● **WHAT TO PRODUCE**: Give only the number of lines in the records that include the string "name".

● **STORED DATA**:
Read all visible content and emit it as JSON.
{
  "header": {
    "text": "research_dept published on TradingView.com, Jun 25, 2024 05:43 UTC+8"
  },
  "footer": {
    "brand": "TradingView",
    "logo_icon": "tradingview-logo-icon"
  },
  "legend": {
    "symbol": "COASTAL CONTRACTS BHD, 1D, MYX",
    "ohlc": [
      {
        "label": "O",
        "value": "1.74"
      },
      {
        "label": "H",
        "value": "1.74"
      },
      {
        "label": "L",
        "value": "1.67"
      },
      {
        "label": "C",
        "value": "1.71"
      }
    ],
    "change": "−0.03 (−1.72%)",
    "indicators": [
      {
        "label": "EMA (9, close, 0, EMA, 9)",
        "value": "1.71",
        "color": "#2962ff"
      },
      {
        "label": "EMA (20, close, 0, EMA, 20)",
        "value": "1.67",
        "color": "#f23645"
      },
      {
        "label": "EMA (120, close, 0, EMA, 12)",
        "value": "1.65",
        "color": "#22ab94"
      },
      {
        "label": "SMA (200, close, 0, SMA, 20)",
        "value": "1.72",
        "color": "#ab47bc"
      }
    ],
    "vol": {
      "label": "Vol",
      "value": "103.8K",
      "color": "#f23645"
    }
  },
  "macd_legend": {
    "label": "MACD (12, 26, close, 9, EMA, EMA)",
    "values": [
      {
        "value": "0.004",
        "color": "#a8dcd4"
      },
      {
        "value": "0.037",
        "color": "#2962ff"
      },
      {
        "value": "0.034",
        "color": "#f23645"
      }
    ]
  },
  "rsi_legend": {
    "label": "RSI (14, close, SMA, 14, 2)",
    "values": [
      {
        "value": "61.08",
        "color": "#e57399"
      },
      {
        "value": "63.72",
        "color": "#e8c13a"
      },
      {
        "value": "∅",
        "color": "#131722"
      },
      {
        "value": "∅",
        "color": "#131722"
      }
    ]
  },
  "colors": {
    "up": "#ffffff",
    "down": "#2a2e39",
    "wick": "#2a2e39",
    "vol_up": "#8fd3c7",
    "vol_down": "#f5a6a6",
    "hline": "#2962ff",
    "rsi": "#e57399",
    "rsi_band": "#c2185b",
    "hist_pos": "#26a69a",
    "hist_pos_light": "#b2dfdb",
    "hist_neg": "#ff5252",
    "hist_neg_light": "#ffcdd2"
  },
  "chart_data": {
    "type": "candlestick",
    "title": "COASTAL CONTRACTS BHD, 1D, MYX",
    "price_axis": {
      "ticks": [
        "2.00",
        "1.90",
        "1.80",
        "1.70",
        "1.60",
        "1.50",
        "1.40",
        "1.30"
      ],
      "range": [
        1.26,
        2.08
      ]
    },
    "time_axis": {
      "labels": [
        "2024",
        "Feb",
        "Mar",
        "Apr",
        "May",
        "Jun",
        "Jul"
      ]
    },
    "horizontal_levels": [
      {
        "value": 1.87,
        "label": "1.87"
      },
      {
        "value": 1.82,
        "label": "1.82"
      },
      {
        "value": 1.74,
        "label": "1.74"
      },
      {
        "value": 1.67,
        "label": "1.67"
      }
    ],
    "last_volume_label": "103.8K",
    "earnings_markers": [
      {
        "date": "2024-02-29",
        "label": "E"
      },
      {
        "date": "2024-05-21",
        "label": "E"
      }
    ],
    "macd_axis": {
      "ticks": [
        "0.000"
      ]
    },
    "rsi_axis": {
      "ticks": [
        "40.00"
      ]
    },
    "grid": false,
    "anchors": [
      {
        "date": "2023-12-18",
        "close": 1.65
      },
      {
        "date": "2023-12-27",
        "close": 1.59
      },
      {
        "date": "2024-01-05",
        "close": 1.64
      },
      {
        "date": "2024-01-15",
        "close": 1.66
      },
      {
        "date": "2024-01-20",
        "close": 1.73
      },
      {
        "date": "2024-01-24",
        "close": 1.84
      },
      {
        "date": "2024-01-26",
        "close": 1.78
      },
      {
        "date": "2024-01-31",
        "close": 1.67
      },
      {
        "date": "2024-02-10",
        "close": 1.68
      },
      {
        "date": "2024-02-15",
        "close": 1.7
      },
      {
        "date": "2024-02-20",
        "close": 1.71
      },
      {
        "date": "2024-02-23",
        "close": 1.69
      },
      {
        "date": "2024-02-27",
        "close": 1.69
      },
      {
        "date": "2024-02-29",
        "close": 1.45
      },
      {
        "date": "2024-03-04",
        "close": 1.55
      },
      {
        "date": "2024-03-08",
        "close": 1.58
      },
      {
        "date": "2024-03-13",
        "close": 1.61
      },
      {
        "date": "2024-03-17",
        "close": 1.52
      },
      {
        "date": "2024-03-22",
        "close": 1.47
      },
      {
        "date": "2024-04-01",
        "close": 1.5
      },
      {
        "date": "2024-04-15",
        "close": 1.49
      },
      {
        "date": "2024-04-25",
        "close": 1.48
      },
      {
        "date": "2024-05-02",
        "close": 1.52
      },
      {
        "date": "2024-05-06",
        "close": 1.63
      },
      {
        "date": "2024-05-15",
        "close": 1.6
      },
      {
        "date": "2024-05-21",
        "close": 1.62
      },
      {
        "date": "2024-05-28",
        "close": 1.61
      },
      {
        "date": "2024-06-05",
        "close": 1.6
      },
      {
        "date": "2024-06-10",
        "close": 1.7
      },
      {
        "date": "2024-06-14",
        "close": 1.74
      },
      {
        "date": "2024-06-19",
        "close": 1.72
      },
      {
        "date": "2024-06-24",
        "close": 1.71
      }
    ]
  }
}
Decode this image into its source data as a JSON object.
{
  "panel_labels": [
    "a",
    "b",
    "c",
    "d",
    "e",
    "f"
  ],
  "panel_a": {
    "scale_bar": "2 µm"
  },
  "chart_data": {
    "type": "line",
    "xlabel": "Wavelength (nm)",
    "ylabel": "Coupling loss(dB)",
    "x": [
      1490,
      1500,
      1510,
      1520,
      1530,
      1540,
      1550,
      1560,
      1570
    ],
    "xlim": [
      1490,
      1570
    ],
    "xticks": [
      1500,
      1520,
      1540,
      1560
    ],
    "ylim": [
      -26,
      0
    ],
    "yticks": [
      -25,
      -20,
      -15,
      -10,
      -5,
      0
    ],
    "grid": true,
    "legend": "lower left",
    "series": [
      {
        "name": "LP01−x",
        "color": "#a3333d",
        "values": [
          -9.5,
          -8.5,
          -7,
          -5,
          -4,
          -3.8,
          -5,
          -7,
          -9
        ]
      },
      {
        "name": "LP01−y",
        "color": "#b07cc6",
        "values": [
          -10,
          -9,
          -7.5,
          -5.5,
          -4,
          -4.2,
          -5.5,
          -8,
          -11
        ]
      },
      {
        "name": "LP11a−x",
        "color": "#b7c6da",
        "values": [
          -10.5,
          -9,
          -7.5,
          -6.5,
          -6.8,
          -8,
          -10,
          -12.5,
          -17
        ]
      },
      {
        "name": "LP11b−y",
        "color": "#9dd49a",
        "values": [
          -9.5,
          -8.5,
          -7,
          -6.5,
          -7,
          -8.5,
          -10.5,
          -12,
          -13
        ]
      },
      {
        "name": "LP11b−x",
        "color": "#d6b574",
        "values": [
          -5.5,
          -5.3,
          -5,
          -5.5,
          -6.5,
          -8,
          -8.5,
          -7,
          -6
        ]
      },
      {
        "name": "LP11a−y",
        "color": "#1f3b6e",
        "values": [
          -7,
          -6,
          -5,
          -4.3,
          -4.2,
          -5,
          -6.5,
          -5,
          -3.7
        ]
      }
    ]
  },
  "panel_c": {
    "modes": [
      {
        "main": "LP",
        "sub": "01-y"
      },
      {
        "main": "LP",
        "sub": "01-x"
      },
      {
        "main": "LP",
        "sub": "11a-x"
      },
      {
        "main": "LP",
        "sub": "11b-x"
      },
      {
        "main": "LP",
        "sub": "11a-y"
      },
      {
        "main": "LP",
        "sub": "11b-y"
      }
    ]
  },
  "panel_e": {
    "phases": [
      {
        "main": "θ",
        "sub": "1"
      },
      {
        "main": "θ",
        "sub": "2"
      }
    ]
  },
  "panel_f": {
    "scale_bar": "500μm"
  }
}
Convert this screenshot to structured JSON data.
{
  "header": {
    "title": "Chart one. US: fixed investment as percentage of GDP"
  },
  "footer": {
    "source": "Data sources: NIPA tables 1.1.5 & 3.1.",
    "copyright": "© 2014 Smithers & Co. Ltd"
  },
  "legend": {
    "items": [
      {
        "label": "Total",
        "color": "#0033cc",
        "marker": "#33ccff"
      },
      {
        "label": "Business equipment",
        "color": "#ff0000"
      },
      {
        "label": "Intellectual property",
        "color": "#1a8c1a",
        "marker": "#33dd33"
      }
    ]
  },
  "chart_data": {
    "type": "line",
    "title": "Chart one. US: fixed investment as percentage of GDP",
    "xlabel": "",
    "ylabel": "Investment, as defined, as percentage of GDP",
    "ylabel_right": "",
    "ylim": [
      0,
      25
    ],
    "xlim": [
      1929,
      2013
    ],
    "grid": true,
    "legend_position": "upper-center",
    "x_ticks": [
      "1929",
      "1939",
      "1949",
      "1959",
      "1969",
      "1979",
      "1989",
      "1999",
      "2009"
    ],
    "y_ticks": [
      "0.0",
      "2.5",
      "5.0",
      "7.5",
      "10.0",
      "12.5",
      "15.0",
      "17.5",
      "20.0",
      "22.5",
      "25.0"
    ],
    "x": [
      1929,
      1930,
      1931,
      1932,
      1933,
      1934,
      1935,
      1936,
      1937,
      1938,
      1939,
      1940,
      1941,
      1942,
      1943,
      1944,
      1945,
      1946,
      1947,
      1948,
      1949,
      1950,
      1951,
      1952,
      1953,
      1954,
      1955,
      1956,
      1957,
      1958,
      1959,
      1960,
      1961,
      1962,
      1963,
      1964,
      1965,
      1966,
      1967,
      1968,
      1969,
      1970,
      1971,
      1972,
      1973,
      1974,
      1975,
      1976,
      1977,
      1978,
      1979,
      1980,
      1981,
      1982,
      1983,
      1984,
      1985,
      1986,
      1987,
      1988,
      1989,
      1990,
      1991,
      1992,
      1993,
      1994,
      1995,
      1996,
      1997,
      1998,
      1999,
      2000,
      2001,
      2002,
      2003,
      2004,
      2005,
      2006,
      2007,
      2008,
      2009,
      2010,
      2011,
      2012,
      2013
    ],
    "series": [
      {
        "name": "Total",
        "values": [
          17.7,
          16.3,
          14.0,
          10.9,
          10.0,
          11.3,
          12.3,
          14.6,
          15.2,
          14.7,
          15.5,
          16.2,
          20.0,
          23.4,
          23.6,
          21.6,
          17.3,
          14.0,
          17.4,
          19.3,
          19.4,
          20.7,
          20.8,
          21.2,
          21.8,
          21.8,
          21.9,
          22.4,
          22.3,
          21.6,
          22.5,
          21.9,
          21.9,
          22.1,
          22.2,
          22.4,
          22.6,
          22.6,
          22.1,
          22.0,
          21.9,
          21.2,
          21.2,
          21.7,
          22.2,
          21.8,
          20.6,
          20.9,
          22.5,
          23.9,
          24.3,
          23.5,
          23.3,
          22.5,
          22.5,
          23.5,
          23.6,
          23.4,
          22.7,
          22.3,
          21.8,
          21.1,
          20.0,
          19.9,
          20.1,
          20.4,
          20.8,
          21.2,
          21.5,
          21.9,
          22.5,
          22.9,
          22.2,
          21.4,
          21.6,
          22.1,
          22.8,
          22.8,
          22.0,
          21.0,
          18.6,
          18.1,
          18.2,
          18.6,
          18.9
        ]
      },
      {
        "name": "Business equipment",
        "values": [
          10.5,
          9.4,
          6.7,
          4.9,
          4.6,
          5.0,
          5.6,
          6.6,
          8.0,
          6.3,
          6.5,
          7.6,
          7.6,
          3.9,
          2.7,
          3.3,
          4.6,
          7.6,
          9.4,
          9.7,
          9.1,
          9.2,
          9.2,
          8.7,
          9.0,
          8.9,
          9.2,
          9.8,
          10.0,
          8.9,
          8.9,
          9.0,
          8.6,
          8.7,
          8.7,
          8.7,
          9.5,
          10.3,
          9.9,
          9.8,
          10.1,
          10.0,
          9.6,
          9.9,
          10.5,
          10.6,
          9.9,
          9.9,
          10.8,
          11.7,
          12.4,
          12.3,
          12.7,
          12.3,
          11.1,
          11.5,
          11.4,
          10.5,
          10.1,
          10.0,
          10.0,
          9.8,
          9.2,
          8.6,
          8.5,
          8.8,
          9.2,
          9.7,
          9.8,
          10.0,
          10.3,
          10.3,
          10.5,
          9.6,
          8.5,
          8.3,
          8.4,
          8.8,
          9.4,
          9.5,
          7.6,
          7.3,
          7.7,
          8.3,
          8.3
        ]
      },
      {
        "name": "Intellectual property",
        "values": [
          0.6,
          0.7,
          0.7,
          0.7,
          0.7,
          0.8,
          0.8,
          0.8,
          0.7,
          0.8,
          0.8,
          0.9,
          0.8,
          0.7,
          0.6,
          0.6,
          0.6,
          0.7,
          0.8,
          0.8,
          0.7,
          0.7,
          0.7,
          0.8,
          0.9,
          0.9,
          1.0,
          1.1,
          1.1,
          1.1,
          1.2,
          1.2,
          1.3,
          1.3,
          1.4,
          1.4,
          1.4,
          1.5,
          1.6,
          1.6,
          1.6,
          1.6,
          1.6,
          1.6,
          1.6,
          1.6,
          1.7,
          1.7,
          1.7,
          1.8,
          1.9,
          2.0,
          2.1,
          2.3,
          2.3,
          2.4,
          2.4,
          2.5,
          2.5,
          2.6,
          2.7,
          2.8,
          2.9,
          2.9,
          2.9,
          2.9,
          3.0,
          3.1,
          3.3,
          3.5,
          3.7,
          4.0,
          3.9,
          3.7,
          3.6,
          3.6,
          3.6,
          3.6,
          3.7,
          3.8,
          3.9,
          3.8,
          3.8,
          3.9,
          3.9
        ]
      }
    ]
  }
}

● **REPLY TO THE EXERCISE**: 9